◆ Data supplied:

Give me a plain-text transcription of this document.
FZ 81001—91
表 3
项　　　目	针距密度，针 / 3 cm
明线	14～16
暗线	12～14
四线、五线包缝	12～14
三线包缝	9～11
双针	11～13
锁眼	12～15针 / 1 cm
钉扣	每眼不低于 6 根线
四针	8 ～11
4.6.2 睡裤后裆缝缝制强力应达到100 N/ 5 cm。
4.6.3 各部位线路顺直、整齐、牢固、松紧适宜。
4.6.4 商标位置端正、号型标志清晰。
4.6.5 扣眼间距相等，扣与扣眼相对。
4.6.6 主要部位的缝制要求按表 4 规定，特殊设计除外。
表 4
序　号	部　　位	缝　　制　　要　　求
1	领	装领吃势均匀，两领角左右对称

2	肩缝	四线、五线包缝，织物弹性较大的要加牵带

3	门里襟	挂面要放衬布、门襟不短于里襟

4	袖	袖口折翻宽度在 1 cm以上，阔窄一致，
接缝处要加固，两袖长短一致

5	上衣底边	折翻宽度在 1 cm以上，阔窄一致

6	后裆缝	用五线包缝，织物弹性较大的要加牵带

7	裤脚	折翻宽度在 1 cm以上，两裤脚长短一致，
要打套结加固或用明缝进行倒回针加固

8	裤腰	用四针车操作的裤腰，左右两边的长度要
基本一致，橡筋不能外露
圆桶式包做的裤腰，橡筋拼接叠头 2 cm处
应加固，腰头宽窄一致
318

◆ What the task requires: Write out the entries in full, exactly as given.

◆ Completed exercise:
Give me a plain-text transcription of this document.
FZ 81001—91
表 3
项　　　目	针距密度，针 / 3 cm
明线	14～16
暗线	12～14
四线、五线包缝	12～14
三线包缝	9～11
双针	11～13
锁眼	12～15针 / 1 cm
钉扣	每眼不低于 6 根线
四针	8 ～11
4.6.2 睡裤后裆缝缝制强力应达到100 N/ 5 cm。
4.6.3 各部位线路顺直、整齐、牢固、松紧适宜。
4.6.4 商标位置端正、号型标志清晰。
4.6.5 扣眼间距相等，扣与扣眼相对。
4.6.6 主要部位的缝制要求按表 4 规定，特殊设计除外。
表 4
序　号	部　　位	缝　　制　　要　　求
1	领	装领吃势均匀，两领角左右对称

2	肩缝	四线、五线包缝，织物弹性较大的要加牵带

3	门里襟	挂面要放衬布、门襟不短于里襟

4	袖	袖口折翻宽度在 1 cm以上，阔窄一致，
接缝处要加固，两袖长短一致

5	上衣底边	折翻宽度在 1 cm以上，阔窄一致

6	后裆缝	用五线包缝，织物弹性较大的要加牵带

7	裤脚	折翻宽度在 1 cm以上，两裤脚长短一致，
要打套结加固或用明缝进行倒回针加固

8	裤腰	用四针车操作的裤腰，左右两边的长度要
基本一致，橡筋不能外露
圆桶式包做的裤腰，橡筋拼接叠头 2 cm处
应加固，腰头宽窄一致
318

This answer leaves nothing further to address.